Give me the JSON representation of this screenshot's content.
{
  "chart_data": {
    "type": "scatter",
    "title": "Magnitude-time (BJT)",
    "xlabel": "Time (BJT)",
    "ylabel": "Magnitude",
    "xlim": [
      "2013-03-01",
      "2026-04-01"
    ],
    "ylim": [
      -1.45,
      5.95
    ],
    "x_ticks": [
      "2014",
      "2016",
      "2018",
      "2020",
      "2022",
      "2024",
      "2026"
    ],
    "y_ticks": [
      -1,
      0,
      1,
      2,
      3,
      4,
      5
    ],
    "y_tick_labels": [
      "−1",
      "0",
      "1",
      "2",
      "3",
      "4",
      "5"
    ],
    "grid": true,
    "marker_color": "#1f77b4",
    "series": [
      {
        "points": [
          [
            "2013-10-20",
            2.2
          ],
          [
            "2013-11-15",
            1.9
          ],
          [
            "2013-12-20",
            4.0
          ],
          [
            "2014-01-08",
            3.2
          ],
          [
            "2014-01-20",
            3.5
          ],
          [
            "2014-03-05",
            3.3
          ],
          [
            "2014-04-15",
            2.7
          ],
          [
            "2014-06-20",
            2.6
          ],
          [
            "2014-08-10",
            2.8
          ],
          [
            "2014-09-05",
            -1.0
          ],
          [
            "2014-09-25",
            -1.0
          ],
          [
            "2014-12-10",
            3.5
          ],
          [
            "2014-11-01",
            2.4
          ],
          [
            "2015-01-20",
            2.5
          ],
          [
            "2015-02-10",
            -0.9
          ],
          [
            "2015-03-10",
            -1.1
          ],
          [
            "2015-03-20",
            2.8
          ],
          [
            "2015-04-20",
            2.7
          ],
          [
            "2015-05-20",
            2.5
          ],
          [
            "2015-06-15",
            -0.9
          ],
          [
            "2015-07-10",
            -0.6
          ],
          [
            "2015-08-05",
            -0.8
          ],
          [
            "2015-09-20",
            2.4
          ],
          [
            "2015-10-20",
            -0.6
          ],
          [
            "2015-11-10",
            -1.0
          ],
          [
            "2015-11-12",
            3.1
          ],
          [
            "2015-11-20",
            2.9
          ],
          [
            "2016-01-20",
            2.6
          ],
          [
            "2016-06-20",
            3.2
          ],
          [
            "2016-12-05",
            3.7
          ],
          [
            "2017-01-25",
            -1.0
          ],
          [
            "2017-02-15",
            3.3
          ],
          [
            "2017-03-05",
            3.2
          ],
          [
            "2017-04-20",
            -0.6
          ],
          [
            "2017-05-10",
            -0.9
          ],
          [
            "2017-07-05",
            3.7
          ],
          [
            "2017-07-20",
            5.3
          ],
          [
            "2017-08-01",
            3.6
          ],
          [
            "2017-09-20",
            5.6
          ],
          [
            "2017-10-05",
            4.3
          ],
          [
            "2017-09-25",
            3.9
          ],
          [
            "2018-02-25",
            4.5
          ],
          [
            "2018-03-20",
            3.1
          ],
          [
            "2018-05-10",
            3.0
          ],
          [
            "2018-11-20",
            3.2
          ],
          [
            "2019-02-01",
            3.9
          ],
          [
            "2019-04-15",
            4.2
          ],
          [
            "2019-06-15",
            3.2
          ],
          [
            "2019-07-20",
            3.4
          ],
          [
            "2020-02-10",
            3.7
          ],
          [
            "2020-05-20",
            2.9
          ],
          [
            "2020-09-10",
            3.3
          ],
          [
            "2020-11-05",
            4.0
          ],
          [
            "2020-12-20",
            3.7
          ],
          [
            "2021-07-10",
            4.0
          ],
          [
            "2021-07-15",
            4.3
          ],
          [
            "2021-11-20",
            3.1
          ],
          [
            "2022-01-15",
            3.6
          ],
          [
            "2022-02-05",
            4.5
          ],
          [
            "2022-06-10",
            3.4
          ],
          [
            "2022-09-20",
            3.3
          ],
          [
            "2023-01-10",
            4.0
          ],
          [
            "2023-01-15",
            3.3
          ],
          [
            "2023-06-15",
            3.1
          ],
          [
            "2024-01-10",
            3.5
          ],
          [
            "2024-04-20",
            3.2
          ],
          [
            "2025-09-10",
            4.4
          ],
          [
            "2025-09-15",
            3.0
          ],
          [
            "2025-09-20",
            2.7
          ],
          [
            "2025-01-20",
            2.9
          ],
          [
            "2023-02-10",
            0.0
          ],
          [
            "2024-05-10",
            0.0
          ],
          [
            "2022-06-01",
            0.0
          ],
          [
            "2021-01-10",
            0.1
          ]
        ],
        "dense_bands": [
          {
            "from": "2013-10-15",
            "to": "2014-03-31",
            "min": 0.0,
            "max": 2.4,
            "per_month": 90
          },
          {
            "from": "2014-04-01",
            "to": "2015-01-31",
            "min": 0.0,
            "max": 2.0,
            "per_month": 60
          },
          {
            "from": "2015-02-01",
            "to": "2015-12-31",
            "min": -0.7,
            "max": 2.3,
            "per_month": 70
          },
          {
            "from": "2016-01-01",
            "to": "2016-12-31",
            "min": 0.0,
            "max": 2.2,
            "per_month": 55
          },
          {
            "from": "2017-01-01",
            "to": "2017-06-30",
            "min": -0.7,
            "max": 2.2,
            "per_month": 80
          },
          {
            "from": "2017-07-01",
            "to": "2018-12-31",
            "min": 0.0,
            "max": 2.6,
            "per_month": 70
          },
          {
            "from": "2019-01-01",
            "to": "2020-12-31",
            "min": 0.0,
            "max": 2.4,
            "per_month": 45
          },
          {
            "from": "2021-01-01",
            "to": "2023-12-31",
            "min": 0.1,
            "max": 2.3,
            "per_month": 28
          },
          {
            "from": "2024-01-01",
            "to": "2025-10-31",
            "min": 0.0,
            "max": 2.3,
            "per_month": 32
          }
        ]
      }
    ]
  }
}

□ □ □ □ □ □ □

What this task involves: Where a line in the material above holds "Magnitude", copy that line.

Task output:
    "title": "Magnitude-time (BJT)",
    "ylabel": "Magnitude",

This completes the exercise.